Dataset entries:

- - - - - - -

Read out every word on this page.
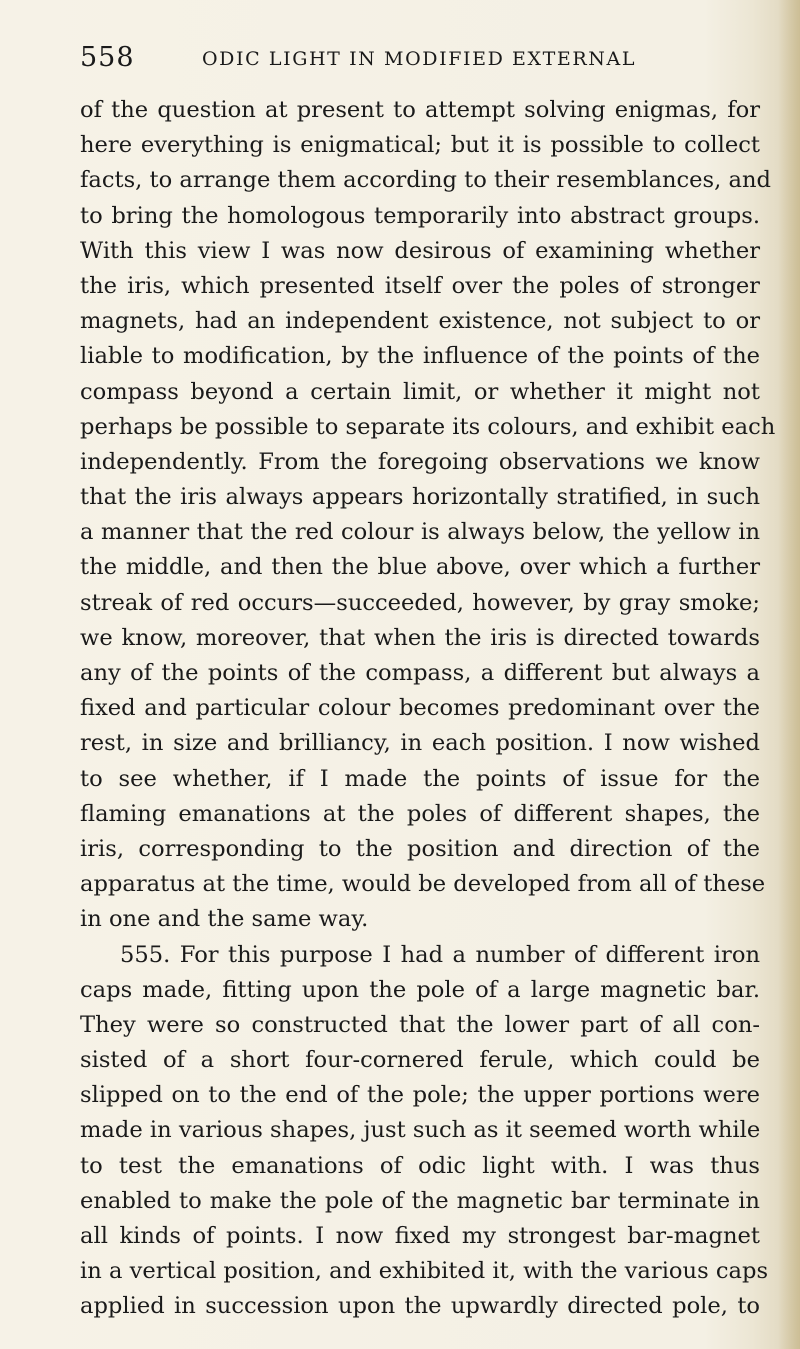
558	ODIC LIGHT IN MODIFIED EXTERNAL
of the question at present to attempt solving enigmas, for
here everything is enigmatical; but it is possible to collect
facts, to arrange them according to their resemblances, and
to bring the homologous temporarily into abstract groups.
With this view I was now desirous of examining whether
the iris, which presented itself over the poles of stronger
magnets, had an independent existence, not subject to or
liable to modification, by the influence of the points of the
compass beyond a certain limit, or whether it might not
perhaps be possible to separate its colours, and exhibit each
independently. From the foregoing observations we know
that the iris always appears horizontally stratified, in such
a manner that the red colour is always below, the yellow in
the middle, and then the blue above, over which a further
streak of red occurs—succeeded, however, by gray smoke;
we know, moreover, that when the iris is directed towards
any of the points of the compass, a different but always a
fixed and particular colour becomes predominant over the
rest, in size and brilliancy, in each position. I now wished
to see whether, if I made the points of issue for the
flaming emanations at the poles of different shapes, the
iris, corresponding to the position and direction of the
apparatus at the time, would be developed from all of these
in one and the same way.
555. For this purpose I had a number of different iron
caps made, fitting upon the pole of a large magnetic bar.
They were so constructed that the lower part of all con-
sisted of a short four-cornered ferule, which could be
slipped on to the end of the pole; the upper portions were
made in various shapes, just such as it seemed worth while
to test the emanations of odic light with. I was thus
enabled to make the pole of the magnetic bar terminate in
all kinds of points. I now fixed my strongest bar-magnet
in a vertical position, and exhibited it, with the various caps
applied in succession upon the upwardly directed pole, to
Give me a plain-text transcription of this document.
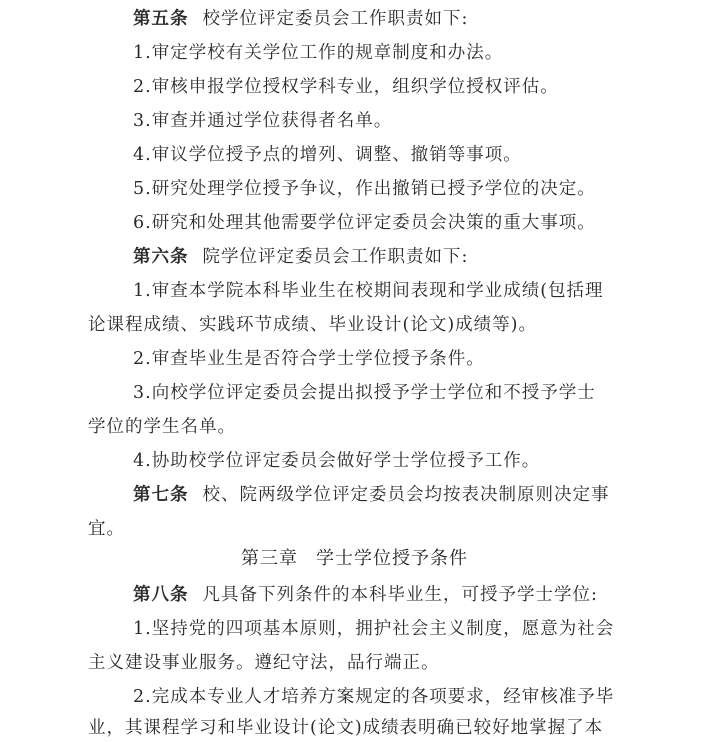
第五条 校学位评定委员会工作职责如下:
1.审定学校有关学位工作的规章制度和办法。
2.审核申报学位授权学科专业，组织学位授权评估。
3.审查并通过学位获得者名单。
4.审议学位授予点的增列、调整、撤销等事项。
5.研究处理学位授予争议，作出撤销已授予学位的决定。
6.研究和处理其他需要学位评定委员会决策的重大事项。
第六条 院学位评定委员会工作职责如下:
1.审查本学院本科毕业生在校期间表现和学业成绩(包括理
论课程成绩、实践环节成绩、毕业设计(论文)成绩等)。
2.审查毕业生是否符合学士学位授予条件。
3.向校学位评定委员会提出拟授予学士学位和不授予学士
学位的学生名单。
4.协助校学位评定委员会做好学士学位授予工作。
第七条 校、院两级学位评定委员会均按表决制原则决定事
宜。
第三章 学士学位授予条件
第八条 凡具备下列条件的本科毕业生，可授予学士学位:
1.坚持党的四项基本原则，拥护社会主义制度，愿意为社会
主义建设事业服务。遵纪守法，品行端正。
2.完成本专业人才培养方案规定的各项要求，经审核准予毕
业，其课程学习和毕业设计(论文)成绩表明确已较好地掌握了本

- - - - - - -

What you have to do:
Provide the number of lines in the data above that contain the string "magnetic", and nothing else.

Correct answer:
2